Task directions:
Return each entry exactly, with none missing.

Task input:
☆ ☆ ☆ ☆

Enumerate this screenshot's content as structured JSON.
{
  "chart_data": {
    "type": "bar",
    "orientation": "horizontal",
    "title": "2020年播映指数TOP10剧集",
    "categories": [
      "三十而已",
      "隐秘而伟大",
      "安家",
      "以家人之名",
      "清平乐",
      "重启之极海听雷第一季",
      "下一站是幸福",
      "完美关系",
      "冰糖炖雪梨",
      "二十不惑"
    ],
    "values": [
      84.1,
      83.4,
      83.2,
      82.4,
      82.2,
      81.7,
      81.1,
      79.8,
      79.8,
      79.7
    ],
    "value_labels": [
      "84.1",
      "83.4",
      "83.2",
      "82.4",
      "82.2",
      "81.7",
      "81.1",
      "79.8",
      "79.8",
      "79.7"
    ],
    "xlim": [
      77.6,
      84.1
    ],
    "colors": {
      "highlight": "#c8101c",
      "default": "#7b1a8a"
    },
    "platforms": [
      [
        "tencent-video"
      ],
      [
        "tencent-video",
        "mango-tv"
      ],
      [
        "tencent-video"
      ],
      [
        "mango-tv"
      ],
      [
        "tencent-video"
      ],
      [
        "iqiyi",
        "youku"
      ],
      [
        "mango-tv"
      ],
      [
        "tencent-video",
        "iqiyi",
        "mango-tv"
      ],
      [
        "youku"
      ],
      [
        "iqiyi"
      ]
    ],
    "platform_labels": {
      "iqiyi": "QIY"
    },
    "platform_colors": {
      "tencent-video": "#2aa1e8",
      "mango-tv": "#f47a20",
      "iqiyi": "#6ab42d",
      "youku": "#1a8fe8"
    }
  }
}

☆ ☆ ☆ ☆

Answer to this task:
Enumerate this screenshot's content as structured JSON.
{
  "chart_data": {
    "type": "bar",
    "orientation": "horizontal",
    "title": "2020年播映指数TOP10剧集",
    "categories": [
      "三十而已",
      "隐秘而伟大",
      "安家",
      "以家人之名",
      "清平乐",
      "重启之极海听雷第一季",
      "下一站是幸福",
      "完美关系",
      "冰糖炖雪梨",
      "二十不惑"
    ],
    "values": [
      84.1,
      83.4,
      83.2,
      82.4,
      82.2,
      81.7,
      81.1,
      79.8,
      79.8,
      79.7
    ],
    "value_labels": [
      "84.1",
      "83.4",
      "83.2",
      "82.4",
      "82.2",
      "81.7",
      "81.1",
      "79.8",
      "79.8",
      "79.7"
    ],
    "xlim": [
      77.6,
      84.1
    ],
    "colors": {
      "highlight": "#c8101c",
      "default": "#7b1a8a"
    },
    "platforms": [
      [
        "tencent-video"
      ],
      [
        "tencent-video",
        "mango-tv"
      ],
      [
        "tencent-video"
      ],
      [
        "mango-tv"
      ],
      [
        "tencent-video"
      ],
      [
        "iqiyi",
        "youku"
      ],
      [
        "mango-tv"
      ],
      [
        "tencent-video",
        "iqiyi",
        "mango-tv"
      ],
      [
        "youku"
      ],
      [
        "iqiyi"
      ]
    ],
    "platform_labels": {
      "iqiyi": "QIY"
    },
    "platform_colors": {
      "tencent-video": "#2aa1e8",
      "mango-tv": "#f47a20",
      "iqiyi": "#6ab42d",
      "youku": "#1a8fe8"
    }
  }
}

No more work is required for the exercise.